Given problem –
Scan the entries below and report only how many lines contain "isabellalopezux".

==== Records shown

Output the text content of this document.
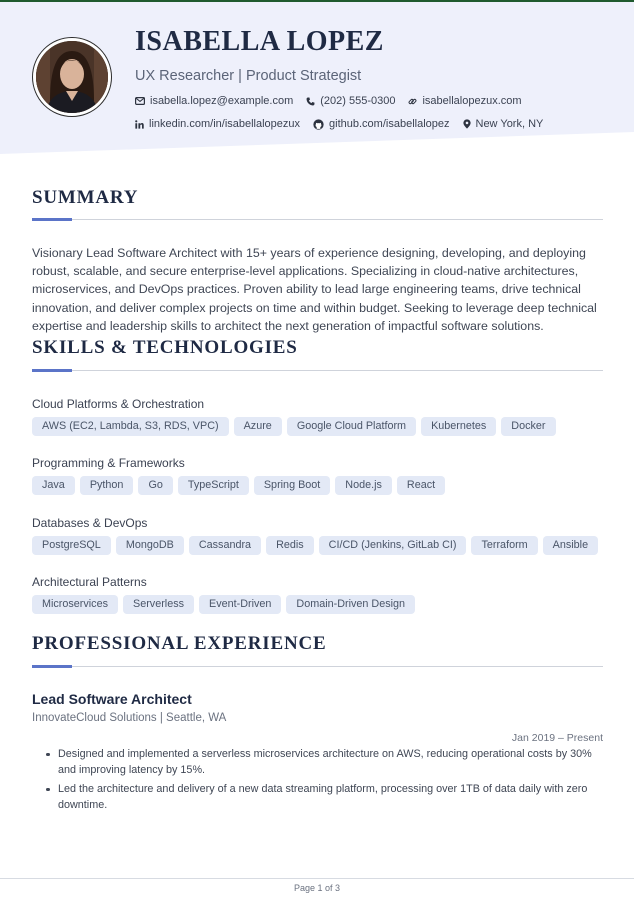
ISABELLA LOPEZ
UX Researcher | Product Strategist
isabella.lopez@example.com (202) 555-0300 isabellalopezux.com
linkedin.com/in/isabellalopezux	github.com/isabellalopez New York, NY
SUMMARY

Visionary Lead Software Architect with 15+ years of experience designing, developing, and deploying robust, scalable, and secure enterprise-level applications. Specializing in cloud-native architectures, microservices, and DevOps practices. Proven ability to lead large engineering teams, drive technical innovation, and deliver complex projects on time and within budget. Seeking to leverage deep technical expertise and leadership skills to architect the next generation of impactful software solutions.

SKILLS & TECHNOLOGIES
Cloud Platforms & Orchestration
AWS (EC2, Lambda, S3, RDS, VPC)	Azure	Google Cloud Platform	Kubernetes	Docker
Programming & Frameworks
Java	Python	Go	TypeScript	Spring Boot	Node.js	React
Databases & DevOps
PostgreSQL	MongoDB	Cassandra	Redis	CI/CD (Jenkins, GitLab CI)	Terraform	Ansible
Architectural Patterns
Microservices	Serverless	Event-Driven	Domain-Driven Design
PROFESSIONAL EXPERIENCE
Lead Software Architect
InnovateCloud Solutions | Seattle, WA
Jan 2019 – Present
Designed and implemented a serverless microservices architecture on AWS, reducing operational costs by 30% and improving latency by 15%.
Led the architecture and delivery of a new data streaming platform, processing over 1TB of data daily with zero downtime.
Page 1 of 3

========

Complete response –
2